▶ **EXERCISE BRIEF**: Look through the data below and say how many of its lines contain "Belgium", adding nothing else.

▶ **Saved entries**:

------------------------------

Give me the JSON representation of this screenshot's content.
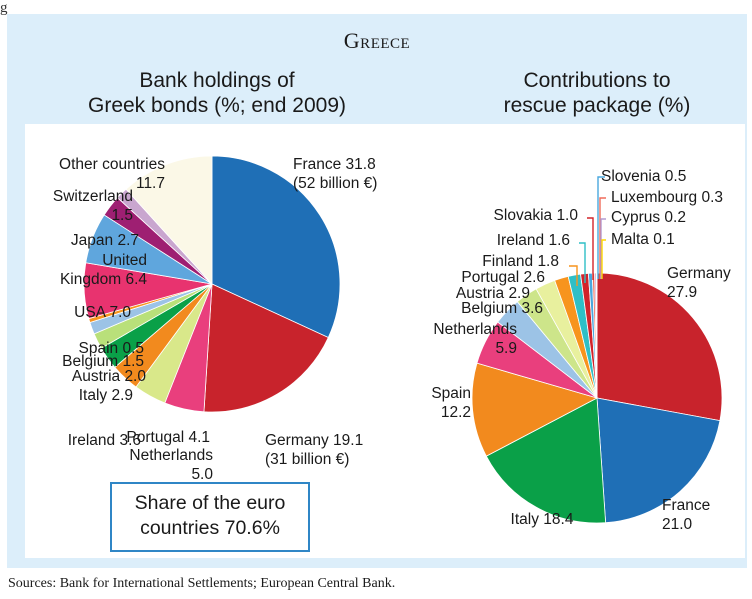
{
  "figure": {
    "label": "g",
    "title": "Greece",
    "sources": "Sources: Bank for International Settlements; European Central Bank.",
    "share_box": {
      "line1": "Share of the euro",
      "line2": "countries 70.6%"
    }
  },
  "chart_data": [
    {
      "type": "pie",
      "title_lines": [
        "Bank holdings of",
        "Greek bonds (%; end 2009)"
      ],
      "start": "12 o'clock, clockwise",
      "slices": [
        {
          "name": "France",
          "value": 31.8,
          "label_lines": [
            "France 31.8",
            "(52 billion €)"
          ],
          "color": "#1f6fb6"
        },
        {
          "name": "Germany",
          "value": 19.1,
          "label_lines": [
            "Germany 19.1",
            "(31 billion €)"
          ],
          "color": "#c8232c"
        },
        {
          "name": "Netherlands",
          "value": 5.0,
          "label_lines": [
            "Netherlands",
            "5.0"
          ],
          "color": "#e93f7d"
        },
        {
          "name": "Portugal",
          "value": 4.1,
          "label_lines": [
            "Portugal 4.1"
          ],
          "color": "#d9e88a"
        },
        {
          "name": "Ireland",
          "value": 3.6,
          "label_lines": [
            "Ireland 3.6"
          ],
          "color": "#f28a1e"
        },
        {
          "name": "Italy",
          "value": 2.9,
          "label_lines": [
            "Italy 2.9"
          ],
          "color": "#0aa048"
        },
        {
          "name": "Austria",
          "value": 2.0,
          "label_lines": [
            "Austria 2.0"
          ],
          "color": "#b9e07a"
        },
        {
          "name": "Belgium",
          "value": 1.5,
          "label_lines": [
            "Belgium 1.5"
          ],
          "color": "#9cc3e6"
        },
        {
          "name": "Spain",
          "value": 0.5,
          "label_lines": [
            "Spain 0.5"
          ],
          "color": "#f7941d"
        },
        {
          "name": "USA",
          "value": 7.0,
          "label_lines": [
            "USA 7.0"
          ],
          "color": "#e8336f"
        },
        {
          "name": "United Kingdom",
          "value": 6.4,
          "label_lines": [
            "United",
            "Kingdom 6.4"
          ],
          "color": "#5fa6dd"
        },
        {
          "name": "Japan",
          "value": 2.7,
          "label_lines": [
            "Japan 2.7"
          ],
          "color": "#9e1f72"
        },
        {
          "name": "Switzerland",
          "value": 1.5,
          "label_lines": [
            "Switzerland",
            "1.5"
          ],
          "color": "#c9a6cf"
        },
        {
          "name": "Other countries",
          "value": 11.7,
          "label_lines": [
            "Other countries",
            "11.7"
          ],
          "color": "#fbf8e7"
        }
      ]
    },
    {
      "type": "pie",
      "title_lines": [
        "Contributions to",
        "rescue package (%)"
      ],
      "start": "12 o'clock, clockwise",
      "slices": [
        {
          "name": "Germany",
          "value": 27.9,
          "label_lines": [
            "Germany",
            "27.9"
          ],
          "color": "#c8232c"
        },
        {
          "name": "France",
          "value": 21.0,
          "label_lines": [
            "France",
            "21.0"
          ],
          "color": "#1f6fb6"
        },
        {
          "name": "Italy",
          "value": 18.4,
          "label_lines": [
            "Italy 18.4"
          ],
          "color": "#0aa048"
        },
        {
          "name": "Spain",
          "value": 12.2,
          "label_lines": [
            "Spain",
            "12.2"
          ],
          "color": "#f28a1e"
        },
        {
          "name": "Netherlands",
          "value": 5.9,
          "label_lines": [
            "Netherlands",
            "5.9"
          ],
          "color": "#e93f7d"
        },
        {
          "name": "Belgium",
          "value": 3.6,
          "label_lines": [
            "Belgium 3.6"
          ],
          "color": "#9cc3e6"
        },
        {
          "name": "Austria",
          "value": 2.9,
          "label_lines": [
            "Austria 2.9"
          ],
          "color": "#cde58a"
        },
        {
          "name": "Portugal",
          "value": 2.6,
          "label_lines": [
            "Portugal 2.6"
          ],
          "color": "#e8f09e"
        },
        {
          "name": "Finland",
          "value": 1.8,
          "label_lines": [
            "Finland 1.8"
          ],
          "color": "#f7941d"
        },
        {
          "name": "Ireland",
          "value": 1.6,
          "label_lines": [
            "Ireland 1.6"
          ],
          "color": "#2fbfc6"
        },
        {
          "name": "Slovakia",
          "value": 1.0,
          "label_lines": [
            "Slovakia 1.0"
          ],
          "color": "#d2232a"
        },
        {
          "name": "Slovenia",
          "value": 0.5,
          "label_lines": [
            "Slovenia 0.5"
          ],
          "color": "#4aa8de"
        },
        {
          "name": "Luxembourg",
          "value": 0.3,
          "label_lines": [
            "Luxembourg 0.3"
          ],
          "color": "#f06c5a"
        },
        {
          "name": "Cyprus",
          "value": 0.2,
          "label_lines": [
            "Cyprus 0.2"
          ],
          "color": "#b39bd1"
        },
        {
          "name": "Malta",
          "value": 0.1,
          "label_lines": [
            "Malta 0.1"
          ],
          "color": "#ffd700"
        }
      ]
    }
  ]
}
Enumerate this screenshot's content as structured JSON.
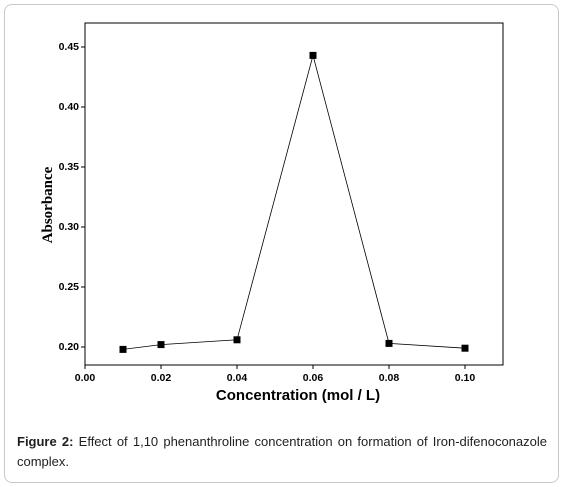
{
  "chart_data": {
    "type": "line",
    "x": [
      0.01,
      0.02,
      0.04,
      0.06,
      0.08,
      0.1
    ],
    "series": [
      {
        "values": [
          0.198,
          0.202,
          0.206,
          0.443,
          0.203,
          0.199
        ]
      }
    ],
    "xlabel": "Concentration (mol / L)",
    "ylabel": "Absorbance",
    "xlim": [
      0.0,
      0.11
    ],
    "ylim": [
      0.185,
      0.47
    ],
    "xticks": [
      "0.00",
      "0.02",
      "0.04",
      "0.06",
      "0.08",
      "0.10"
    ],
    "xtick_values": [
      0.0,
      0.02,
      0.04,
      0.06,
      0.08,
      0.1
    ],
    "yticks": [
      "0.20",
      "0.25",
      "0.30",
      "0.35",
      "0.40",
      "0.45"
    ],
    "ytick_values": [
      0.2,
      0.25,
      0.3,
      0.35,
      0.4,
      0.45
    ],
    "grid": false,
    "marker": "square",
    "line_color": "#000000"
  },
  "caption": {
    "label": "Figure 2:",
    "text": " Effect of 1,10 phenanthroline concentration on formation of Iron-difenoconazole complex."
  }
}
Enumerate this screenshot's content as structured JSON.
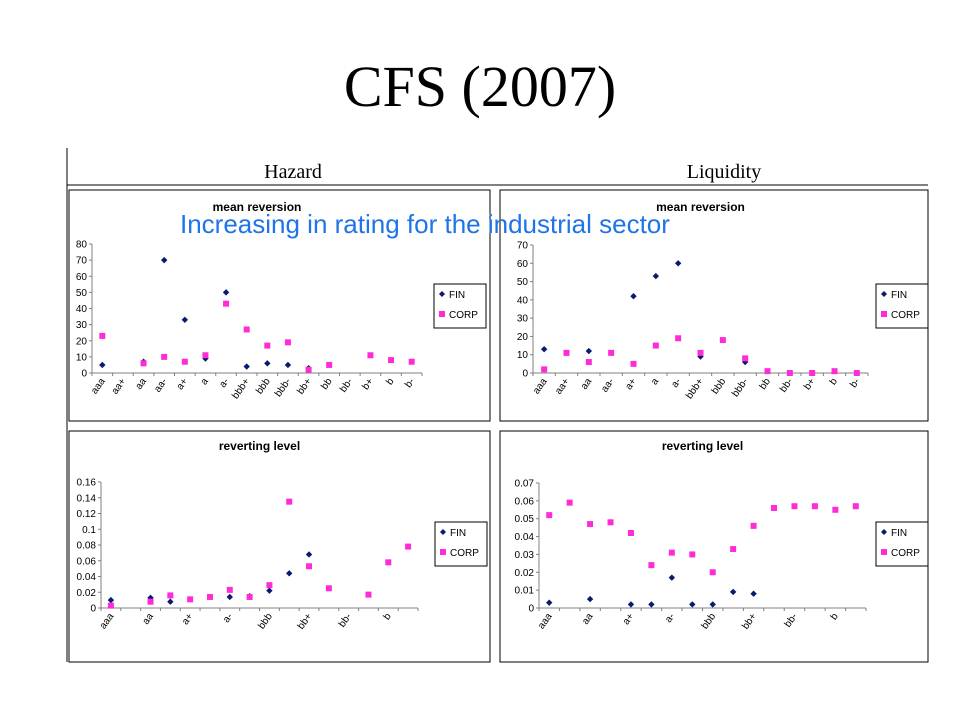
{
  "slide": {
    "title": "CFS (2007)",
    "annotation": "Increasing in rating for the industrial sector",
    "column_headers": [
      "Hazard",
      "Liquidity"
    ]
  },
  "colors": {
    "FIN": "#0a1a6e",
    "CORP": "#ff2bd6",
    "annotation": "#1f74e8"
  },
  "chart_data": [
    {
      "type": "scatter",
      "title": "mean reversion",
      "panel": "Hazard",
      "categories": [
        "aaa",
        "aa+",
        "aa",
        "aa-",
        "a+",
        "a",
        "a-",
        "bbb+",
        "bbb",
        "bbb-",
        "bb+",
        "bb",
        "bb-",
        "b+",
        "b",
        "b-"
      ],
      "ylim": [
        0,
        80
      ],
      "yticks": [
        "0",
        "10",
        "20",
        "30",
        "40",
        "50",
        "60",
        "70",
        "80"
      ],
      "series": [
        {
          "name": "FIN",
          "marker": "diamond",
          "values": [
            5,
            null,
            7,
            70,
            33,
            9,
            50,
            4,
            6,
            5,
            3,
            null,
            null,
            null,
            null,
            null
          ]
        },
        {
          "name": "CORP",
          "marker": "square",
          "values": [
            23,
            null,
            6,
            10,
            7,
            11,
            43,
            27,
            17,
            19,
            2,
            5,
            null,
            11,
            8,
            7
          ]
        }
      ],
      "legend": "right"
    },
    {
      "type": "scatter",
      "title": "mean reversion",
      "panel": "Liquidity",
      "categories": [
        "aaa",
        "aa+",
        "aa",
        "aa-",
        "a+",
        "a",
        "a-",
        "bbb+",
        "bbb",
        "bbb-",
        "bb",
        "bb-",
        "b+",
        "b",
        "b-"
      ],
      "ylim": [
        0,
        70
      ],
      "yticks": [
        "0",
        "10",
        "20",
        "30",
        "40",
        "50",
        "60",
        "70"
      ],
      "series": [
        {
          "name": "FIN",
          "marker": "diamond",
          "values": [
            13,
            null,
            12,
            null,
            42,
            53,
            60,
            9,
            null,
            6,
            null,
            null,
            null,
            null,
            null
          ]
        },
        {
          "name": "CORP",
          "marker": "square",
          "values": [
            2,
            11,
            6,
            11,
            5,
            15,
            19,
            11,
            18,
            8,
            1,
            0,
            0,
            1,
            0
          ]
        }
      ],
      "legend": "right"
    },
    {
      "type": "scatter",
      "title": "reverting level",
      "panel": "Hazard",
      "categories": [
        "aaa",
        "aa+",
        "aa",
        "aa-",
        "a+",
        "a",
        "a-",
        "bbb+",
        "bbb",
        "bbb-",
        "bb+",
        "bb",
        "bb-",
        "b+",
        "b",
        "b-"
      ],
      "tick_labels": [
        "aaa",
        "aa",
        "a+",
        "a-",
        "bbb",
        "bb+",
        "bb-",
        "b"
      ],
      "ylim": [
        0,
        0.16
      ],
      "yticks": [
        "0",
        "0.02",
        "0.04",
        "0.06",
        "0.08",
        "0.1",
        "0.12",
        "0.14",
        "0.16"
      ],
      "series": [
        {
          "name": "FIN",
          "marker": "diamond",
          "values": [
            0.01,
            null,
            0.013,
            0.008,
            null,
            null,
            0.014,
            0.015,
            0.022,
            0.044,
            0.068,
            null,
            null,
            null,
            null,
            null
          ]
        },
        {
          "name": "CORP",
          "marker": "square",
          "values": [
            0.003,
            null,
            0.008,
            0.016,
            0.011,
            0.014,
            0.023,
            0.014,
            0.029,
            0.135,
            0.053,
            0.025,
            null,
            0.017,
            0.058,
            0.078
          ]
        }
      ],
      "legend": "right"
    },
    {
      "type": "scatter",
      "title": "reverting level",
      "panel": "Liquidity",
      "categories": [
        "aaa",
        "aa+",
        "aa",
        "aa-",
        "a+",
        "a",
        "a-",
        "bbb+",
        "bbb",
        "bbb-",
        "bb+",
        "bb",
        "bb-",
        "b+",
        "b",
        "b-"
      ],
      "tick_labels": [
        "aaa",
        "aa",
        "a+",
        "a-",
        "bbb",
        "bb+",
        "bb-",
        "b"
      ],
      "ylim": [
        0,
        0.07
      ],
      "yticks": [
        "0",
        "0.01",
        "0.02",
        "0.03",
        "0.04",
        "0.05",
        "0.06",
        "0.07"
      ],
      "series": [
        {
          "name": "FIN",
          "marker": "diamond",
          "values": [
            0.003,
            null,
            0.005,
            null,
            0.002,
            0.002,
            0.017,
            0.002,
            0.002,
            0.009,
            0.008,
            null,
            null,
            null,
            null,
            null
          ]
        },
        {
          "name": "CORP",
          "marker": "square",
          "values": [
            0.052,
            0.059,
            0.047,
            0.048,
            0.042,
            0.024,
            0.031,
            0.03,
            0.02,
            0.033,
            0.046,
            0.056,
            0.057,
            0.057,
            0.055,
            0.057
          ]
        }
      ],
      "legend": "right"
    }
  ]
}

------------------------------

▶ **ANSWER IN FULL**: 4